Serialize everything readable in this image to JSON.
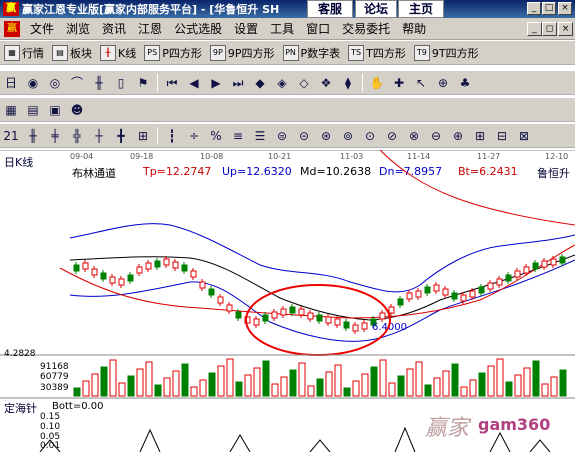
{
  "titlebar": {
    "title": "赢家江恩专业版[赢家内部服务平台] - [华鲁恒升  SH",
    "tabs": [
      "客服",
      "论坛",
      "主页"
    ]
  },
  "menu": {
    "items": [
      "文件",
      "浏览",
      "资讯",
      "江恩",
      "公式选股",
      "设置",
      "工具",
      "窗口",
      "交易委托",
      "帮助"
    ]
  },
  "toolbar1": {
    "items": [
      {
        "label": "行情",
        "icon": "grid-icon"
      },
      {
        "label": "板块",
        "icon": "blocks-icon"
      },
      {
        "label": "K线",
        "icon": "kline-icon"
      },
      {
        "label": "P四方形",
        "icon": "p-square-icon"
      },
      {
        "label": "9P四方形",
        "icon": "9p-square-icon"
      },
      {
        "label": "P数字表",
        "icon": "p-table-icon"
      },
      {
        "label": "T四方形",
        "icon": "t-square-icon"
      },
      {
        "label": "9T四方形",
        "icon": "9t-square-icon"
      }
    ]
  },
  "chart": {
    "period_label": "日K线",
    "stock_name": "鲁恒升",
    "indicator_name": "布林通道",
    "tp": "Tp=12.2747",
    "up": "Up=12.6320",
    "md": "Md=10.2638",
    "dn": "Dn=7.8957",
    "bt": "Bt=6.2431",
    "annotation": "6.4000",
    "dates": [
      "09-04",
      "09-18",
      "10-08",
      "10-21",
      "11-03",
      "11-14",
      "11-27",
      "12-10"
    ],
    "volume_max": "4.2828",
    "volume_ticks": [
      "91168",
      "60779",
      "30389"
    ],
    "sub_label": "定海针",
    "sub_value": "Bott=0.00",
    "sub_ticks": [
      "0.15",
      "0.10",
      "0.05",
      "0.01"
    ],
    "watermark": "gam360",
    "watermark_hanzi": "赢家"
  },
  "colors": {
    "title_bg": "#0a246a",
    "menu_bg": "#d4d0c8",
    "up_candle": "#e00000",
    "down_candle": "#008000",
    "boll_band": "#0000cc",
    "boll_mid": "#000000",
    "ma_red": "#d00000",
    "highlight_circle": "#e00000"
  }
}
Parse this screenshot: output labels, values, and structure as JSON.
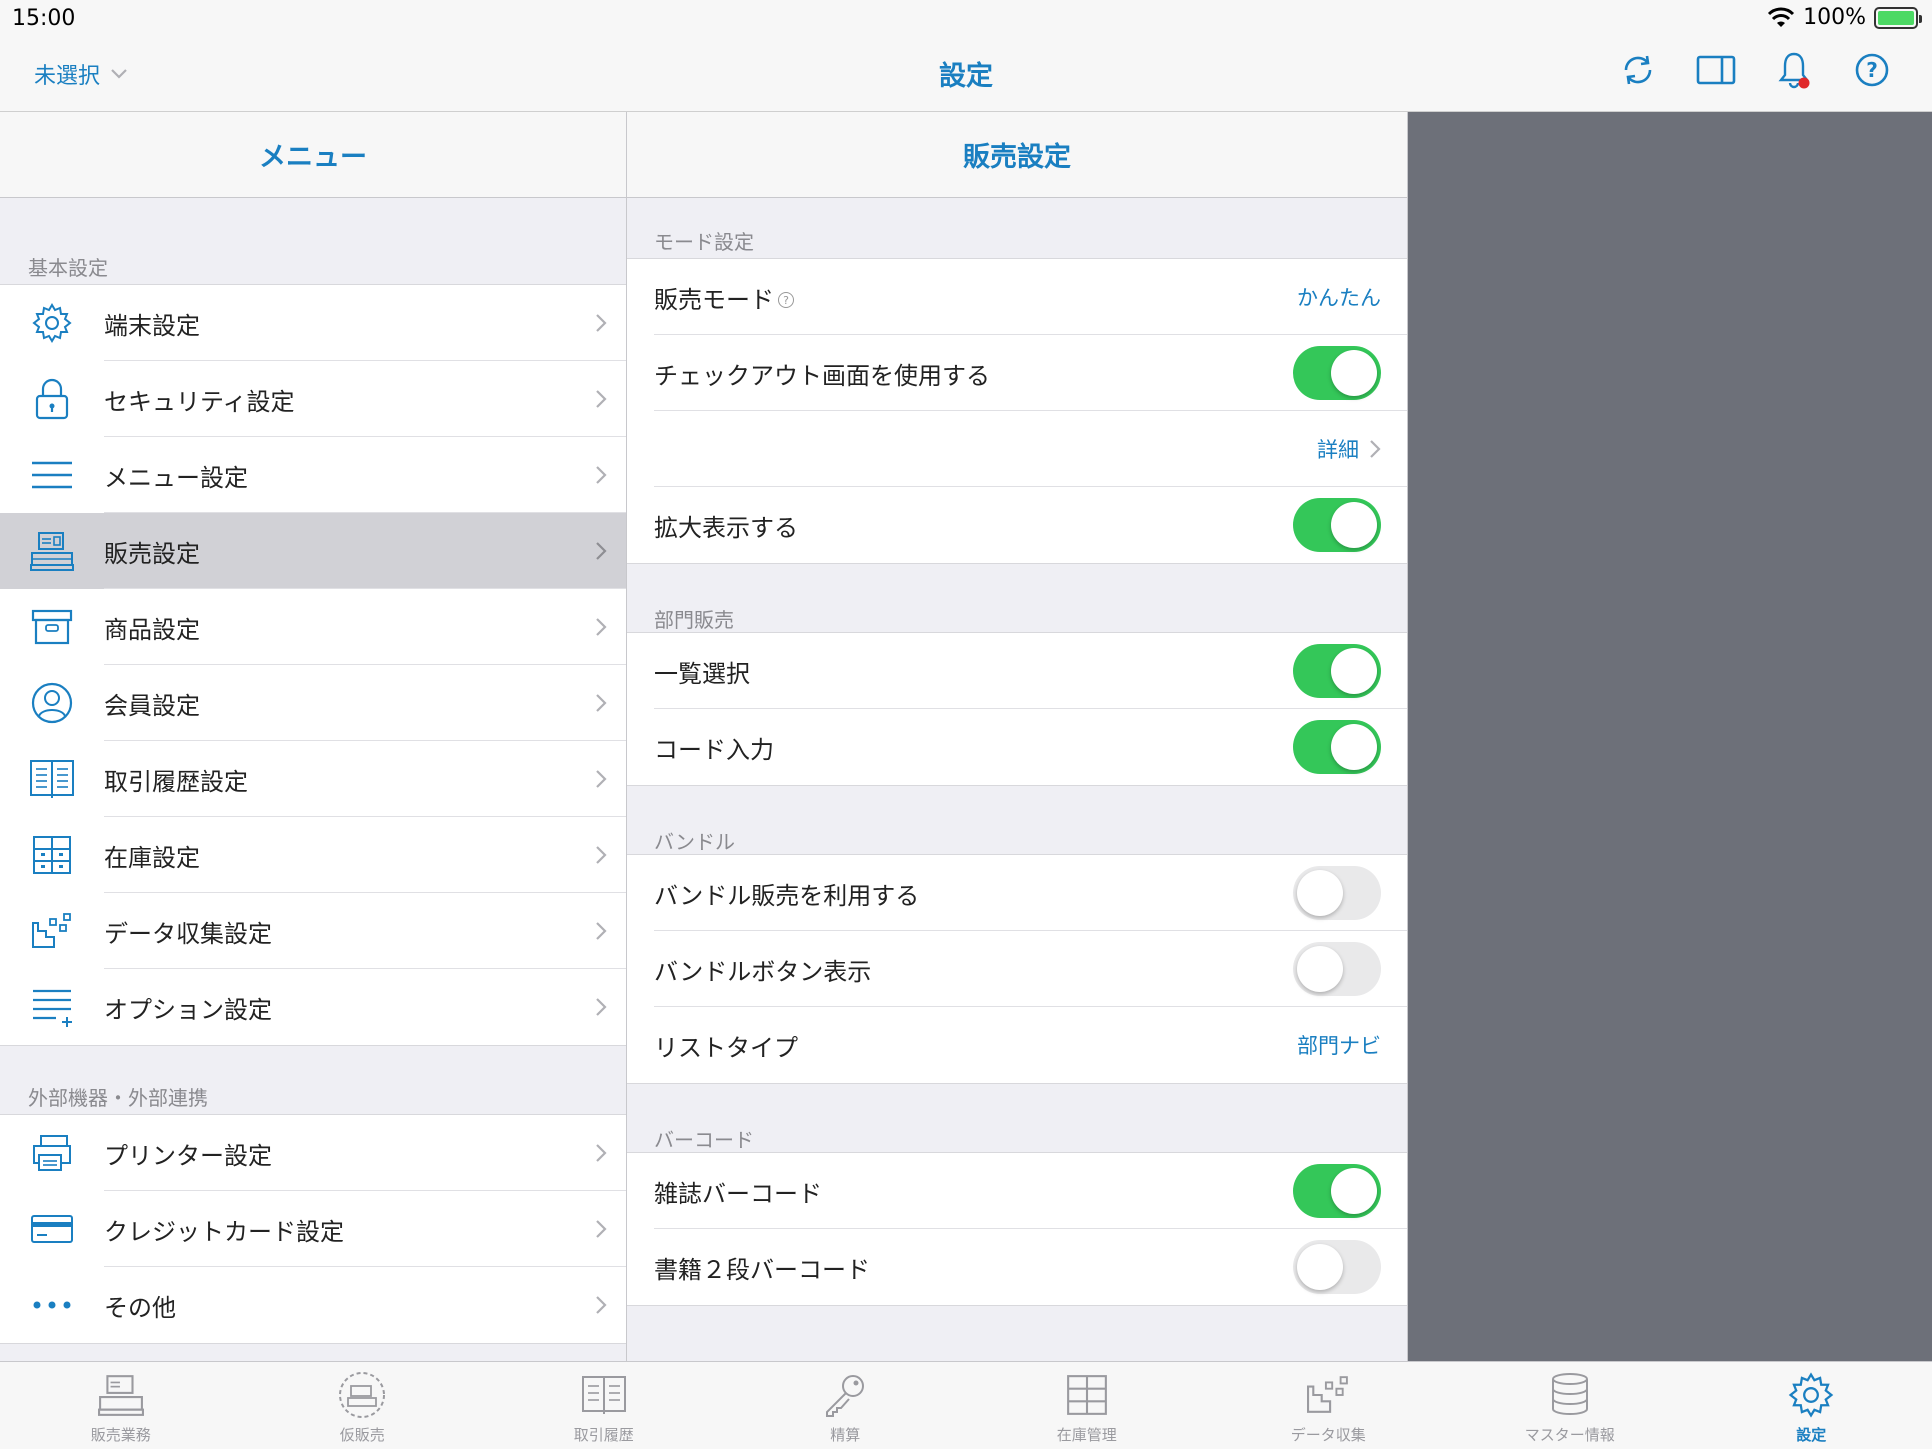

━━━━━━

## What you will do
State how many lines hold the word "square". The number is the whole answer.

## Worked answer
4